What follows is a set of entries. Repeat them exactly, but not their pictures.

> [Records for the exercise]
** START **
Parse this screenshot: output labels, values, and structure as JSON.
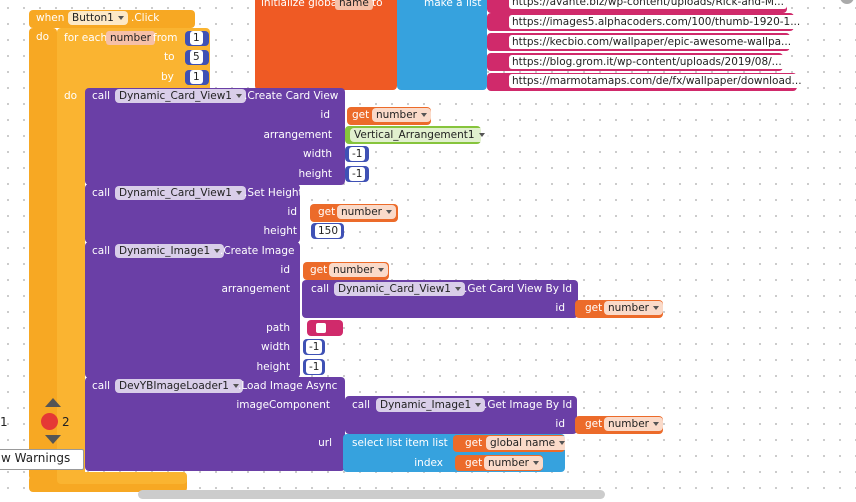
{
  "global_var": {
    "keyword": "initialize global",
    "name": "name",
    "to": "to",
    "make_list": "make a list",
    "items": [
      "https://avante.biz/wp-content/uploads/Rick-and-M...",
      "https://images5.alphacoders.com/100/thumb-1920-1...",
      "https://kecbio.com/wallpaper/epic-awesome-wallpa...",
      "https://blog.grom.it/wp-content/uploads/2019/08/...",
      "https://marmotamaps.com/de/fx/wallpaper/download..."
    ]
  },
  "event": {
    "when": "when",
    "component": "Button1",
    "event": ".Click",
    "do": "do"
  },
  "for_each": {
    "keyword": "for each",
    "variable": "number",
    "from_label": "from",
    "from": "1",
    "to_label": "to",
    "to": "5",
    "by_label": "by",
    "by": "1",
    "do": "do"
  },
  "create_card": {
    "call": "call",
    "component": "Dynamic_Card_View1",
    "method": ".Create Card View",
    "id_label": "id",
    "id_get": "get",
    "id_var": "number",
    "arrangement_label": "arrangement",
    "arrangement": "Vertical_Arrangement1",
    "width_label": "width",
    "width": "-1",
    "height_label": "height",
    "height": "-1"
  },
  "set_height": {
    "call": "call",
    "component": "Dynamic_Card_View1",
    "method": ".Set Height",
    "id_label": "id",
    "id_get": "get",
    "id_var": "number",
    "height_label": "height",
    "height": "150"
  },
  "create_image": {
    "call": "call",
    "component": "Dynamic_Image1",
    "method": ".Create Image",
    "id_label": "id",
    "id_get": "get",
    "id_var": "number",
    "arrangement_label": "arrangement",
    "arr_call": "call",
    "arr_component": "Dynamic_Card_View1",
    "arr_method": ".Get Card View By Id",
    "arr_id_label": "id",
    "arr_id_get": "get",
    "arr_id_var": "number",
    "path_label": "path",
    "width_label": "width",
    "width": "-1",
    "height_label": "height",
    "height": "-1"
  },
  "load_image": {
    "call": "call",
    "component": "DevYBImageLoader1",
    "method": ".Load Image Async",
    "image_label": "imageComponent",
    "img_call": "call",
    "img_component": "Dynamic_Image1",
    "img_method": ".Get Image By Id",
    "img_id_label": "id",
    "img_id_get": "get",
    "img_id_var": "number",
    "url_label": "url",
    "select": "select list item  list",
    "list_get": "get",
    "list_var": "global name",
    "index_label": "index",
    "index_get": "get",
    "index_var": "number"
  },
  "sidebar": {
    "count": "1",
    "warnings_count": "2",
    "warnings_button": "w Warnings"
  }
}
** END **
> [Solution to this exercise]
Parse this screenshot: output labels, values, and structure as JSON.
{
  "global_var": {
    "keyword": "initialize global",
    "name": "name",
    "to": "to",
    "make_list": "make a list",
    "items": [
      "https://avante.biz/wp-content/uploads/Rick-and-M...",
      "https://images5.alphacoders.com/100/thumb-1920-1...",
      "https://kecbio.com/wallpaper/epic-awesome-wallpa...",
      "https://blog.grom.it/wp-content/uploads/2019/08/...",
      "https://marmotamaps.com/de/fx/wallpaper/download..."
    ]
  },
  "event": {
    "when": "when",
    "component": "Button1",
    "event": ".Click",
    "do": "do"
  },
  "for_each": {
    "keyword": "for each",
    "variable": "number",
    "from_label": "from",
    "from": "1",
    "to_label": "to",
    "to": "5",
    "by_label": "by",
    "by": "1",
    "do": "do"
  },
  "create_card": {
    "call": "call",
    "component": "Dynamic_Card_View1",
    "method": ".Create Card View",
    "id_label": "id",
    "id_get": "get",
    "id_var": "number",
    "arrangement_label": "arrangement",
    "arrangement": "Vertical_Arrangement1",
    "width_label": "width",
    "width": "-1",
    "height_label": "height",
    "height": "-1"
  },
  "set_height": {
    "call": "call",
    "component": "Dynamic_Card_View1",
    "method": ".Set Height",
    "id_label": "id",
    "id_get": "get",
    "id_var": "number",
    "height_label": "height",
    "height": "150"
  },
  "create_image": {
    "call": "call",
    "component": "Dynamic_Image1",
    "method": ".Create Image",
    "id_label": "id",
    "id_get": "get",
    "id_var": "number",
    "arrangement_label": "arrangement",
    "arr_call": "call",
    "arr_component": "Dynamic_Card_View1",
    "arr_method": ".Get Card View By Id",
    "arr_id_label": "id",
    "arr_id_get": "get",
    "arr_id_var": "number",
    "path_label": "path",
    "width_label": "width",
    "width": "-1",
    "height_label": "height",
    "height": "-1"
  },
  "load_image": {
    "call": "call",
    "component": "DevYBImageLoader1",
    "method": ".Load Image Async",
    "image_label": "imageComponent",
    "img_call": "call",
    "img_component": "Dynamic_Image1",
    "img_method": ".Get Image By Id",
    "img_id_label": "id",
    "img_id_get": "get",
    "img_id_var": "number",
    "url_label": "url",
    "select": "select list item  list",
    "list_get": "get",
    "list_var": "global name",
    "index_label": "index",
    "index_get": "get",
    "index_var": "number"
  },
  "sidebar": {
    "count": "1",
    "warnings_count": "2",
    "warnings_button": "w Warnings"
  }
}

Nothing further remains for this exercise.